* **Task prompt**
Exclude the pictures, then repeat the remaining data exactly.

* **Record list**
## BEGIN

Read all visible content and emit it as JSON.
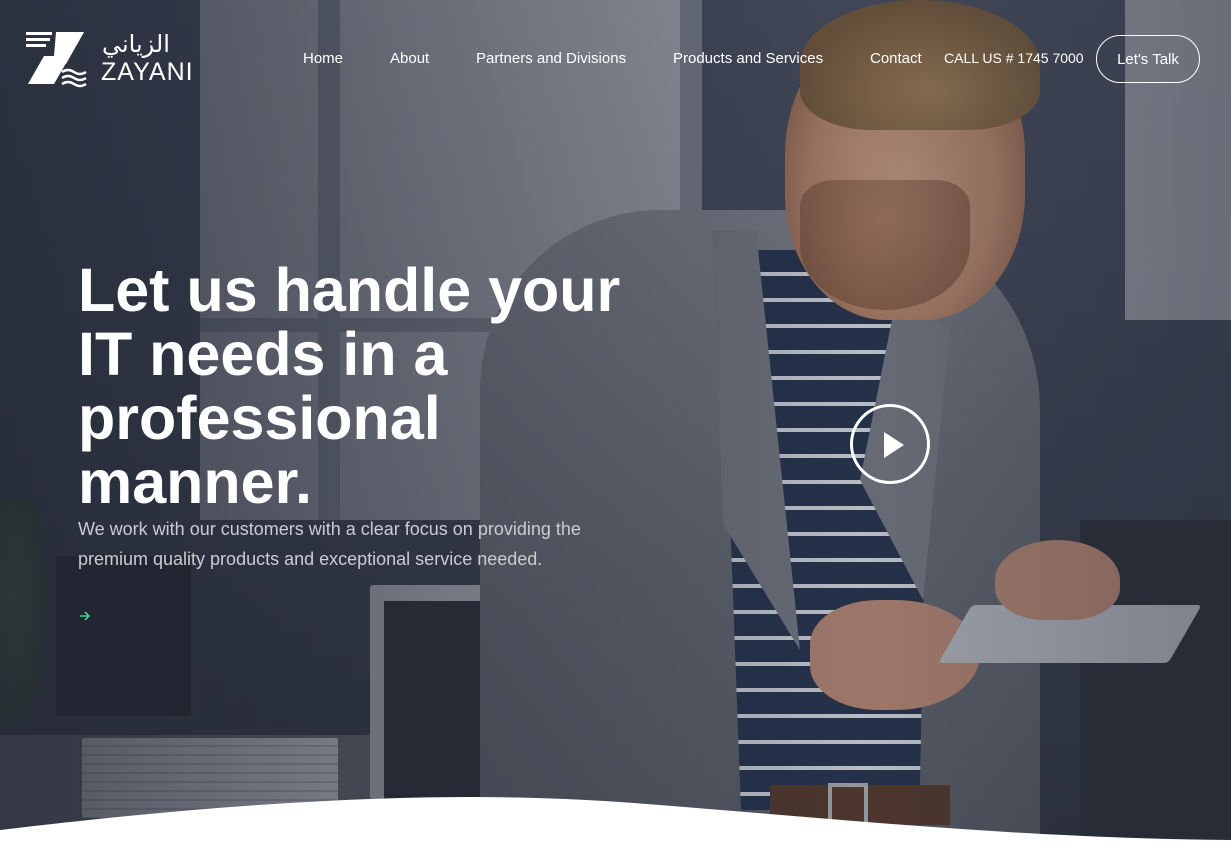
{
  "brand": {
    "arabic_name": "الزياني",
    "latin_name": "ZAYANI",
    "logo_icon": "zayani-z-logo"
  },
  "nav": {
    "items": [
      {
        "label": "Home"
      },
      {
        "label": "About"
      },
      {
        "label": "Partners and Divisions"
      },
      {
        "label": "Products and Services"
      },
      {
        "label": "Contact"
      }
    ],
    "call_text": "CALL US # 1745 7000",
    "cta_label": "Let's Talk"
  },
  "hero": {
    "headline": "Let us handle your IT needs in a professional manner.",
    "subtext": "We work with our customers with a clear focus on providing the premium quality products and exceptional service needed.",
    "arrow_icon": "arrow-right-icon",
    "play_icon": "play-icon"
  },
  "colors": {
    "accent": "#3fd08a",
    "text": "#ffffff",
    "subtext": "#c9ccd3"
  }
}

## END

* **Exercise result**
Read all visible content and emit it as JSON.
{
  "brand": {
    "arabic_name": "الزياني",
    "latin_name": "ZAYANI",
    "logo_icon": "zayani-z-logo"
  },
  "nav": {
    "items": [
      {
        "label": "Home"
      },
      {
        "label": "About"
      },
      {
        "label": "Partners and Divisions"
      },
      {
        "label": "Products and Services"
      },
      {
        "label": "Contact"
      }
    ],
    "call_text": "CALL US # 1745 7000",
    "cta_label": "Let's Talk"
  },
  "hero": {
    "headline": "Let us handle your IT needs in a professional manner.",
    "subtext": "We work with our customers with a clear focus on providing the premium quality products and exceptional service needed.",
    "arrow_icon": "arrow-right-icon",
    "play_icon": "play-icon"
  },
  "colors": {
    "accent": "#3fd08a",
    "text": "#ffffff",
    "subtext": "#c9ccd3"
  }
}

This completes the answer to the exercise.